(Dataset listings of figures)

· · ·

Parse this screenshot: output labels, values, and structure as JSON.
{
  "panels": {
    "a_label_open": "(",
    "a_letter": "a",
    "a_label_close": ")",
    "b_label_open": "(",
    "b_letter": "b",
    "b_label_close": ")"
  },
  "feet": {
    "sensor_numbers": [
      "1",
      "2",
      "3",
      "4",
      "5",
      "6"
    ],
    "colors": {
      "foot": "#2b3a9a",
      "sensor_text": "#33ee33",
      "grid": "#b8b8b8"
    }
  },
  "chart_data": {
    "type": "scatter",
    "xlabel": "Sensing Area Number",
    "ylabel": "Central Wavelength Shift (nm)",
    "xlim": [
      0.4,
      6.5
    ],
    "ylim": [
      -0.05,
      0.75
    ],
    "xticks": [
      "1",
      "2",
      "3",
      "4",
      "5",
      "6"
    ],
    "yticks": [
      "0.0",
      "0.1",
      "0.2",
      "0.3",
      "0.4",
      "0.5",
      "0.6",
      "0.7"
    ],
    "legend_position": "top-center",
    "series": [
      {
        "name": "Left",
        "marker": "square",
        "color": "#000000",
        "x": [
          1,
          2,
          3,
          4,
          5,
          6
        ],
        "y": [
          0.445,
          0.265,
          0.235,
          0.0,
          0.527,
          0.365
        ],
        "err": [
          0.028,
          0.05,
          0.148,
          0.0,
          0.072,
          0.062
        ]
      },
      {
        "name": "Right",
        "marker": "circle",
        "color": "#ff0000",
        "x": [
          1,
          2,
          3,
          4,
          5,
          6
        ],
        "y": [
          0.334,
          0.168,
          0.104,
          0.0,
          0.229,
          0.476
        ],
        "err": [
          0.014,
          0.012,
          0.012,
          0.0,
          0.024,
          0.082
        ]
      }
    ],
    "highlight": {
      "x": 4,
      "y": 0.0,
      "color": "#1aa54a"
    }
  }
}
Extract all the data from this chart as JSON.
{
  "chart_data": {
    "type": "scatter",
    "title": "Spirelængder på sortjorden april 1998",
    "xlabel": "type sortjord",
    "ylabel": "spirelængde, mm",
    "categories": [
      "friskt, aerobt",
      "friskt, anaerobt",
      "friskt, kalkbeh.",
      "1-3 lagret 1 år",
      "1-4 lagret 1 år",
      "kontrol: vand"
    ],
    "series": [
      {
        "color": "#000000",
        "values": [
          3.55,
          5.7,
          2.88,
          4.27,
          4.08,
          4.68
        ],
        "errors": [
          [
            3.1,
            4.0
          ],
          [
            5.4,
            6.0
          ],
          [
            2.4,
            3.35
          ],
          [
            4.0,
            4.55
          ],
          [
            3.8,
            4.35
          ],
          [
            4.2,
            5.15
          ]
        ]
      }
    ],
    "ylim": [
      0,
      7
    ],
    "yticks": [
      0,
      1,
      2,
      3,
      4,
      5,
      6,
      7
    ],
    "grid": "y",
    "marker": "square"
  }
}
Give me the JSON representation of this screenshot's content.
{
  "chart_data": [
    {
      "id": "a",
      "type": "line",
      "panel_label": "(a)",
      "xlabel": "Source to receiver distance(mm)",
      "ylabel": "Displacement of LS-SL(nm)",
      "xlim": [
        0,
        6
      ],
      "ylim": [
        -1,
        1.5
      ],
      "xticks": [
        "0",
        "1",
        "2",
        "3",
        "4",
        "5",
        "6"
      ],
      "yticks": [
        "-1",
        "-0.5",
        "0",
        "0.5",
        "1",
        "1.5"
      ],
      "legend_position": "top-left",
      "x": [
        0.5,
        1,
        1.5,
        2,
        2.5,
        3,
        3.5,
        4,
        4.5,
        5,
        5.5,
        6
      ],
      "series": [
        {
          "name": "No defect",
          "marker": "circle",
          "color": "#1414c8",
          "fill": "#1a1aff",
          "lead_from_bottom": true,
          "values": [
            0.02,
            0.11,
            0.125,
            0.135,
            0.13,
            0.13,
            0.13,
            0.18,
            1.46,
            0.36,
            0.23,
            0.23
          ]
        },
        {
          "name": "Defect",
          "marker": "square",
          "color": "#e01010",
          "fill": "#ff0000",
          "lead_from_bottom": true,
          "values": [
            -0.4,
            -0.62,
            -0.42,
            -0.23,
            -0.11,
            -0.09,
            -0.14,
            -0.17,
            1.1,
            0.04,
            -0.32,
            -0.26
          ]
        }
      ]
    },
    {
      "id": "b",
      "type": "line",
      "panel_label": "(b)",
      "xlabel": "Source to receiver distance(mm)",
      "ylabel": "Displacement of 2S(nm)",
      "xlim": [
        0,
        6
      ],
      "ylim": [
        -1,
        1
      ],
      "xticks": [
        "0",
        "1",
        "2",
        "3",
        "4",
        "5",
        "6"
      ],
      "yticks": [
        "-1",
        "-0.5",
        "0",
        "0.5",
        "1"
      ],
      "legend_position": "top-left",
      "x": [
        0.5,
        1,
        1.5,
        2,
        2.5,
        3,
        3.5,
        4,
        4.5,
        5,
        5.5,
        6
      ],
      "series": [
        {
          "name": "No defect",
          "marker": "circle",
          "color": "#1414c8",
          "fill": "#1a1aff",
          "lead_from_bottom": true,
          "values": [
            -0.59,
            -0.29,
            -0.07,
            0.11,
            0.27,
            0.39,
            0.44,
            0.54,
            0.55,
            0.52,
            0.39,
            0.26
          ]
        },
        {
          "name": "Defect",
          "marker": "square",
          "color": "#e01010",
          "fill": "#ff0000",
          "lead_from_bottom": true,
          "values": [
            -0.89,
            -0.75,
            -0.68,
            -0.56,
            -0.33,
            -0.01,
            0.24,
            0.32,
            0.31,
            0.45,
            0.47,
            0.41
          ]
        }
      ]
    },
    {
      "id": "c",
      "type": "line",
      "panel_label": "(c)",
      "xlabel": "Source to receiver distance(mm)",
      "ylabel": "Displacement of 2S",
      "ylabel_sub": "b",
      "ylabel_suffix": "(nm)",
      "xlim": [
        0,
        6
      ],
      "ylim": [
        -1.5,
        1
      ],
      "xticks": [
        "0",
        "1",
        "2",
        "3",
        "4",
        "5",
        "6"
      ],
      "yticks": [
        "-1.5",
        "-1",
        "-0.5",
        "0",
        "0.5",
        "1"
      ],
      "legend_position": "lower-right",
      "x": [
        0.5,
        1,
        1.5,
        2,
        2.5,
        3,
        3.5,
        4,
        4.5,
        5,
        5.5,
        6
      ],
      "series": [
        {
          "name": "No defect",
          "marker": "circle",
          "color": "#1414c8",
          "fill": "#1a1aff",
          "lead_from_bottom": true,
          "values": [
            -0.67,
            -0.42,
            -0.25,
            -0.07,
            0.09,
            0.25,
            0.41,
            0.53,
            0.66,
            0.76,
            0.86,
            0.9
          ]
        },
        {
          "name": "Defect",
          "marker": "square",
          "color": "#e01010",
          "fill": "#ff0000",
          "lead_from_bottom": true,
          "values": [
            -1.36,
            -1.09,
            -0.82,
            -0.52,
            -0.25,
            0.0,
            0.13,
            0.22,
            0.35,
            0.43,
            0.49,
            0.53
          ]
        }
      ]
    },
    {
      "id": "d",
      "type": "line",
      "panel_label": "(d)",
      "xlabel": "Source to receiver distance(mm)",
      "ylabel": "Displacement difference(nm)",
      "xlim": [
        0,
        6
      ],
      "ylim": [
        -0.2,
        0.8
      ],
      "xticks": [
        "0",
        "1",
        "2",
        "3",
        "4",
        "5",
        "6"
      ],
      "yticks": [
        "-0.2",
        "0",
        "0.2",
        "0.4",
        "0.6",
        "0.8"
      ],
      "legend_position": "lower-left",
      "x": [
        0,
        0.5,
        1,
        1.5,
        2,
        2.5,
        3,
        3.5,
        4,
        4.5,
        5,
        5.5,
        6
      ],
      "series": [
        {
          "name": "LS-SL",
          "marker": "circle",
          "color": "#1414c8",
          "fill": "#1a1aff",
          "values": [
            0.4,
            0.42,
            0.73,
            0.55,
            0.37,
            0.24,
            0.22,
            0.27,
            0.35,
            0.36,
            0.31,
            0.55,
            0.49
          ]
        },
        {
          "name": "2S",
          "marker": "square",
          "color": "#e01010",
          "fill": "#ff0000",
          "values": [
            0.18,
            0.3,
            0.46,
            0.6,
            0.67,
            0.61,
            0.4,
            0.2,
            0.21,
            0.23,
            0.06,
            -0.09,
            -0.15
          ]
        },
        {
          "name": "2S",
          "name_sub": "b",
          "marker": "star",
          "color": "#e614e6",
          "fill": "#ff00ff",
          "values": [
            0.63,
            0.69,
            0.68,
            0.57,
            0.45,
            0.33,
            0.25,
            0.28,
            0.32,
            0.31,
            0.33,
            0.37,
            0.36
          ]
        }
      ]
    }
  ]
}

· · ·

Look through the material above. Copy each line where the word "screenshot" appears.

Parse this screenshot: output labels, values, and structure as JSON.
Give me the JSON representation of this screenshot's content.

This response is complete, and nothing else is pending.